Tell how many lines contain the word "values". Reply with the number only.

## BEGIN

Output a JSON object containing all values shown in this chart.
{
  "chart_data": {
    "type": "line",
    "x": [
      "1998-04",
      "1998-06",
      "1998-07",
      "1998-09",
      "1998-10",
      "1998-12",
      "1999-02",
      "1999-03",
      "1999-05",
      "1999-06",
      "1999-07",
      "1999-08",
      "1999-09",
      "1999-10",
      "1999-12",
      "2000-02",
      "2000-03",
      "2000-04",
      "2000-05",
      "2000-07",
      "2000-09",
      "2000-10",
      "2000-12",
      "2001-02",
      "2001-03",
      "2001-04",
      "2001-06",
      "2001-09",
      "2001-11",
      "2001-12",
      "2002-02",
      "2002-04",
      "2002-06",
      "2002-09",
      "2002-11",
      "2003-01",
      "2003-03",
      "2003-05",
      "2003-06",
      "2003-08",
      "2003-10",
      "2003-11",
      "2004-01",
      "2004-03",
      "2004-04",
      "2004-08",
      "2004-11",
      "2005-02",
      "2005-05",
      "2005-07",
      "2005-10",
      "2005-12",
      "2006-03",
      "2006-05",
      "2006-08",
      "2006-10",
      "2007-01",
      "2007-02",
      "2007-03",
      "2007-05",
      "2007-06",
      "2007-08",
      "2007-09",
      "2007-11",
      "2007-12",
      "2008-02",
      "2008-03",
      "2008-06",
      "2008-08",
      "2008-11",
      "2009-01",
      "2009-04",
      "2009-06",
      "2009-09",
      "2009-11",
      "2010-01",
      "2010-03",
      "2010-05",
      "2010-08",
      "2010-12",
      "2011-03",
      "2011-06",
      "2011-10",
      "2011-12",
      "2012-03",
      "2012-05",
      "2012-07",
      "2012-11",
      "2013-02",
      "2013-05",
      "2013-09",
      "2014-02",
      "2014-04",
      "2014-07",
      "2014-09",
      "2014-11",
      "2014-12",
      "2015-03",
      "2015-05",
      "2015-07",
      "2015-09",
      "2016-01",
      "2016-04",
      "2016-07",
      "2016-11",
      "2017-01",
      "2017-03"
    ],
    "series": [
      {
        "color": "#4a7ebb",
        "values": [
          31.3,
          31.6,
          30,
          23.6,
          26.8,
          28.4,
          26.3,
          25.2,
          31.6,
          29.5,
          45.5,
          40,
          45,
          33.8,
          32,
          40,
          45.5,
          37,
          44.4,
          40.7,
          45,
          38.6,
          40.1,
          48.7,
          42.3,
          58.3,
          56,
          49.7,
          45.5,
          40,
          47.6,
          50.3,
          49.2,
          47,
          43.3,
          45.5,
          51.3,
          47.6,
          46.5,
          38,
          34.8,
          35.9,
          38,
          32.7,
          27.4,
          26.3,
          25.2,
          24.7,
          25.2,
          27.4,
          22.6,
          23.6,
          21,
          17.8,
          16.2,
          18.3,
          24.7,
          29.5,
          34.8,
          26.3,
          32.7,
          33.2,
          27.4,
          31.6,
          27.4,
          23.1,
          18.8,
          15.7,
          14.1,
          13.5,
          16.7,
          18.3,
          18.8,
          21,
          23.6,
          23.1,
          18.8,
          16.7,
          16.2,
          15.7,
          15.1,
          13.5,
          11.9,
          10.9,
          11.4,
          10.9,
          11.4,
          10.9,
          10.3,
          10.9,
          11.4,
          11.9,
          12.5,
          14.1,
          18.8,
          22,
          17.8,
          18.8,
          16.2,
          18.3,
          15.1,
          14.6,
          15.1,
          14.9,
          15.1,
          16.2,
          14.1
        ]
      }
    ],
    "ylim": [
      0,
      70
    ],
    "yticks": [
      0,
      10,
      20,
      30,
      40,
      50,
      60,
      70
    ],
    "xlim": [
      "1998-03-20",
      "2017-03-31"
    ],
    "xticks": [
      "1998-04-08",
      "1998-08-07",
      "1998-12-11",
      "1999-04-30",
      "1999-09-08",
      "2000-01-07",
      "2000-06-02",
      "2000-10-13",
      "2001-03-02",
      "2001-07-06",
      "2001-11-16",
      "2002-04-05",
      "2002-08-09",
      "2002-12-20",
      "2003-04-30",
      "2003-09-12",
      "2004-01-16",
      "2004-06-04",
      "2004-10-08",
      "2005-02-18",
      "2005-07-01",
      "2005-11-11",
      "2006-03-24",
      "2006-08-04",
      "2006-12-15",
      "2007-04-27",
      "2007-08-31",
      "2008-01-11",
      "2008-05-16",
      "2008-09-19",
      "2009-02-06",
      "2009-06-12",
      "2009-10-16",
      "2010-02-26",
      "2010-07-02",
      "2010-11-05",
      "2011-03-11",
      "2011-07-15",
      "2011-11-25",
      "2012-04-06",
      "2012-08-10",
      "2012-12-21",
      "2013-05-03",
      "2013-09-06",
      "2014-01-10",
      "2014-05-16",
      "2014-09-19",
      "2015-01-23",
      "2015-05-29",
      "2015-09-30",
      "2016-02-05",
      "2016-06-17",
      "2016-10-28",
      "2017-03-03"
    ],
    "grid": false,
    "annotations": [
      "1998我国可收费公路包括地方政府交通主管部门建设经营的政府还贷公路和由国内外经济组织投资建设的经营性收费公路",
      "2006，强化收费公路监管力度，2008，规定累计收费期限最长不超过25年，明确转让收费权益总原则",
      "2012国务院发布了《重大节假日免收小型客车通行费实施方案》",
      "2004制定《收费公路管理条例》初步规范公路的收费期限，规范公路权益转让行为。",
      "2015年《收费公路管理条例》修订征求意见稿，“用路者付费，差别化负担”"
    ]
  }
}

## END

Problem solution: 2